§ **GOAL OF THE EXERCISE**:
Return the listing word for word, as given.

## BEGIN PROVIDED INFORMATION

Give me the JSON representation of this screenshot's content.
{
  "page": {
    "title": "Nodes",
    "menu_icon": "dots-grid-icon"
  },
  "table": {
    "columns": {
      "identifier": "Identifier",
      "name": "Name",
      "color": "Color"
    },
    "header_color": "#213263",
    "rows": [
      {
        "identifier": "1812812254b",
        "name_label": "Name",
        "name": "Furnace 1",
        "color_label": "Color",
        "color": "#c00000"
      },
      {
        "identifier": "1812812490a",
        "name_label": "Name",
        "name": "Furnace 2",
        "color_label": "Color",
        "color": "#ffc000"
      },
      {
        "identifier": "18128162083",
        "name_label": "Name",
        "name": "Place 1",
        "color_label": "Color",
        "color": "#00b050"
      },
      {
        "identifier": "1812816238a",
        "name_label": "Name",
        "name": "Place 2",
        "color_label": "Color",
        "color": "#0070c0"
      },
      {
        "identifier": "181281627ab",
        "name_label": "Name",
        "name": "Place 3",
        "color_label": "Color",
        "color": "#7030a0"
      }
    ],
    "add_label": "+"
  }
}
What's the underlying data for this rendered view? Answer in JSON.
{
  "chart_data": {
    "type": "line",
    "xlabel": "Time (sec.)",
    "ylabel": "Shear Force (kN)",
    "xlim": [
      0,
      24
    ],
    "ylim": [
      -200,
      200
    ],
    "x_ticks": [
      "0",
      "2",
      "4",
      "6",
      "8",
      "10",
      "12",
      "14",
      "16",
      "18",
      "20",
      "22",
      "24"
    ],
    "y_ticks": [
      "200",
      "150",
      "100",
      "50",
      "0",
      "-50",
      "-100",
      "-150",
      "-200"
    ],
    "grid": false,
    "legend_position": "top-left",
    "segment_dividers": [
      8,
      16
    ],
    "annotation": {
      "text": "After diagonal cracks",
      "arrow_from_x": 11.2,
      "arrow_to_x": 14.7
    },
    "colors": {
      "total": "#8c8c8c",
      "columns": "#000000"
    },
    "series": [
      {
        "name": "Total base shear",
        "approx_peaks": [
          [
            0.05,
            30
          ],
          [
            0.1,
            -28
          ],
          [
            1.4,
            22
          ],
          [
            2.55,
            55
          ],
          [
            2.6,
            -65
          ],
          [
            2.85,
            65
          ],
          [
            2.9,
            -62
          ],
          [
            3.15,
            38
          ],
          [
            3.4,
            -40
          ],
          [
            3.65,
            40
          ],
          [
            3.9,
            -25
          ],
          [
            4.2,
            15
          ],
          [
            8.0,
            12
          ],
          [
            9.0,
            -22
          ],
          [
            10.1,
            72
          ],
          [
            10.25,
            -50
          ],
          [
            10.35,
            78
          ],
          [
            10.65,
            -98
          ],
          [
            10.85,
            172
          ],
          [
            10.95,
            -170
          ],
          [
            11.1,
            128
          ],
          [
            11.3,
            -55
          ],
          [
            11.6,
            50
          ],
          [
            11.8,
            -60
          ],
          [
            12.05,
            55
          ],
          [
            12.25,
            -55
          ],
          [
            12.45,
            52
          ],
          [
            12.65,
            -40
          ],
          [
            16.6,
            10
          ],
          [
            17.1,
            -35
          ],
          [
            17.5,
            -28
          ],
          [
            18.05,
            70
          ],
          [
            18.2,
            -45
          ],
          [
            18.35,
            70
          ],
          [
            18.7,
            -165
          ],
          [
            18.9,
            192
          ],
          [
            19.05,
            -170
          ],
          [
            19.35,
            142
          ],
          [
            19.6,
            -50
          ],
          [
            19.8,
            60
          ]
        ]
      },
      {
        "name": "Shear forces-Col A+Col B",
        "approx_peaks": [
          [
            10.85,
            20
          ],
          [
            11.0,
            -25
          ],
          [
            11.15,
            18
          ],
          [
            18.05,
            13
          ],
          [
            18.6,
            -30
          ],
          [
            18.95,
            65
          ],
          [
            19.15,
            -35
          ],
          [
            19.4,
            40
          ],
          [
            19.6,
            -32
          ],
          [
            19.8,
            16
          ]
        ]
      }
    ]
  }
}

## END PROVIDED INFORMATION

§ **CORRECT RESULT**:
Give me the JSON representation of this screenshot's content.
{
  "page": {
    "title": "Nodes",
    "menu_icon": "dots-grid-icon"
  },
  "table": {
    "columns": {
      "identifier": "Identifier",
      "name": "Name",
      "color": "Color"
    },
    "header_color": "#213263",
    "rows": [
      {
        "identifier": "1812812254b",
        "name_label": "Name",
        "name": "Furnace 1",
        "color_label": "Color",
        "color": "#c00000"
      },
      {
        "identifier": "1812812490a",
        "name_label": "Name",
        "name": "Furnace 2",
        "color_label": "Color",
        "color": "#ffc000"
      },
      {
        "identifier": "18128162083",
        "name_label": "Name",
        "name": "Place 1",
        "color_label": "Color",
        "color": "#00b050"
      },
      {
        "identifier": "1812816238a",
        "name_label": "Name",
        "name": "Place 2",
        "color_label": "Color",
        "color": "#0070c0"
      },
      {
        "identifier": "181281627ab",
        "name_label": "Name",
        "name": "Place 3",
        "color_label": "Color",
        "color": "#7030a0"
      }
    ],
    "add_label": "+"
  }
}
What's the underlying data for this rendered view? Answer in JSON.
{
  "chart_data": {
    "type": "line",
    "xlabel": "Time (sec.)",
    "ylabel": "Shear Force (kN)",
    "xlim": [
      0,
      24
    ],
    "ylim": [
      -200,
      200
    ],
    "x_ticks": [
      "0",
      "2",
      "4",
      "6",
      "8",
      "10",
      "12",
      "14",
      "16",
      "18",
      "20",
      "22",
      "24"
    ],
    "y_ticks": [
      "200",
      "150",
      "100",
      "50",
      "0",
      "-50",
      "-100",
      "-150",
      "-200"
    ],
    "grid": false,
    "legend_position": "top-left",
    "segment_dividers": [
      8,
      16
    ],
    "annotation": {
      "text": "After diagonal cracks",
      "arrow_from_x": 11.2,
      "arrow_to_x": 14.7
    },
    "colors": {
      "total": "#8c8c8c",
      "columns": "#000000"
    },
    "series": [
      {
        "name": "Total base shear",
        "approx_peaks": [
          [
            0.05,
            30
          ],
          [
            0.1,
            -28
          ],
          [
            1.4,
            22
          ],
          [
            2.55,
            55
          ],
          [
            2.6,
            -65
          ],
          [
            2.85,
            65
          ],
          [
            2.9,
            -62
          ],
          [
            3.15,
            38
          ],
          [
            3.4,
            -40
          ],
          [
            3.65,
            40
          ],
          [
            3.9,
            -25
          ],
          [
            4.2,
            15
          ],
          [
            8.0,
            12
          ],
          [
            9.0,
            -22
          ],
          [
            10.1,
            72
          ],
          [
            10.25,
            -50
          ],
          [
            10.35,
            78
          ],
          [
            10.65,
            -98
          ],
          [
            10.85,
            172
          ],
          [
            10.95,
            -170
          ],
          [
            11.1,
            128
          ],
          [
            11.3,
            -55
          ],
          [
            11.6,
            50
          ],
          [
            11.8,
            -60
          ],
          [
            12.05,
            55
          ],
          [
            12.25,
            -55
          ],
          [
            12.45,
            52
          ],
          [
            12.65,
            -40
          ],
          [
            16.6,
            10
          ],
          [
            17.1,
            -35
          ],
          [
            17.5,
            -28
          ],
          [
            18.05,
            70
          ],
          [
            18.2,
            -45
          ],
          [
            18.35,
            70
          ],
          [
            18.7,
            -165
          ],
          [
            18.9,
            192
          ],
          [
            19.05,
            -170
          ],
          [
            19.35,
            142
          ],
          [
            19.6,
            -50
          ],
          [
            19.8,
            60
          ]
        ]
      },
      {
        "name": "Shear forces-Col A+Col B",
        "approx_peaks": [
          [
            10.85,
            20
          ],
          [
            11.0,
            -25
          ],
          [
            11.15,
            18
          ],
          [
            18.05,
            13
          ],
          [
            18.6,
            -30
          ],
          [
            18.95,
            65
          ],
          [
            19.15,
            -35
          ],
          [
            19.4,
            40
          ],
          [
            19.6,
            -32
          ],
          [
            19.8,
            16
          ]
        ]
      }
    ]
  }
}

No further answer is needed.